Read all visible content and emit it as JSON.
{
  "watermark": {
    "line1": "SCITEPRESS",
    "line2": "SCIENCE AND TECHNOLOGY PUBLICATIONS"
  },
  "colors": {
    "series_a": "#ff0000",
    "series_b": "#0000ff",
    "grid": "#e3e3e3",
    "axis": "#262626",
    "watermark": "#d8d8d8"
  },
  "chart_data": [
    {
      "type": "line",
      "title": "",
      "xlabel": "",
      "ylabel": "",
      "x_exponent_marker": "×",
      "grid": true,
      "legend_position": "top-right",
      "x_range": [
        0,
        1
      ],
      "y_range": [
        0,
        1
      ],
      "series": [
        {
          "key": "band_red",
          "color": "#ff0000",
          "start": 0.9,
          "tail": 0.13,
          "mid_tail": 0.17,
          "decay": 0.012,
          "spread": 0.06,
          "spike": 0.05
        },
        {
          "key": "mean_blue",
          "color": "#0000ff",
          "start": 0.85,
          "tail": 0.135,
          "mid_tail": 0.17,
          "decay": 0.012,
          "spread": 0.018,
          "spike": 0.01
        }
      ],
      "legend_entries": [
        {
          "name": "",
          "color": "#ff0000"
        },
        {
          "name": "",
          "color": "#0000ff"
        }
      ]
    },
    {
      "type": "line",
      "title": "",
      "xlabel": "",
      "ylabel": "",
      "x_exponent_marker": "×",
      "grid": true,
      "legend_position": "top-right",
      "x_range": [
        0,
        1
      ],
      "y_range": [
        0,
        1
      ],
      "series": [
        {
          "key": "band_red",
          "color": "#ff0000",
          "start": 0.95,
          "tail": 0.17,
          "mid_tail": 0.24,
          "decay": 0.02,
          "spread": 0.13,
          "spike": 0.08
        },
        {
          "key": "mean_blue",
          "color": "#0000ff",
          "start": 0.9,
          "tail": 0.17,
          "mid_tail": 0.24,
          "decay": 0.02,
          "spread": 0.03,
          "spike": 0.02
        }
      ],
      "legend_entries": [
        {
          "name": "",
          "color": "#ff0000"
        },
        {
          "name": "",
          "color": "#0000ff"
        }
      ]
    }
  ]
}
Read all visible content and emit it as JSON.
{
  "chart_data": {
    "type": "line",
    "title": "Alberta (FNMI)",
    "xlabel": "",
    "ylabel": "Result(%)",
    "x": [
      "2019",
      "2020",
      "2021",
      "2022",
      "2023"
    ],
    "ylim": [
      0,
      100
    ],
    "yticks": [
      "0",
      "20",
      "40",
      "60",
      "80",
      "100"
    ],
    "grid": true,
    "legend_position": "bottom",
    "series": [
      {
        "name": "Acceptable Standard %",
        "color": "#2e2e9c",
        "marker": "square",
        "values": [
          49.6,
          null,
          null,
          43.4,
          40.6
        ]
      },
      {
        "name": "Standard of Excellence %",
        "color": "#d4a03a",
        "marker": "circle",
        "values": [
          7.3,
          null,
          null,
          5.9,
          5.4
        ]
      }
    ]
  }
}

--- --- ---

## Goal
State the count of lines with the word "start" in them, and write nothing else.

## Completed task
4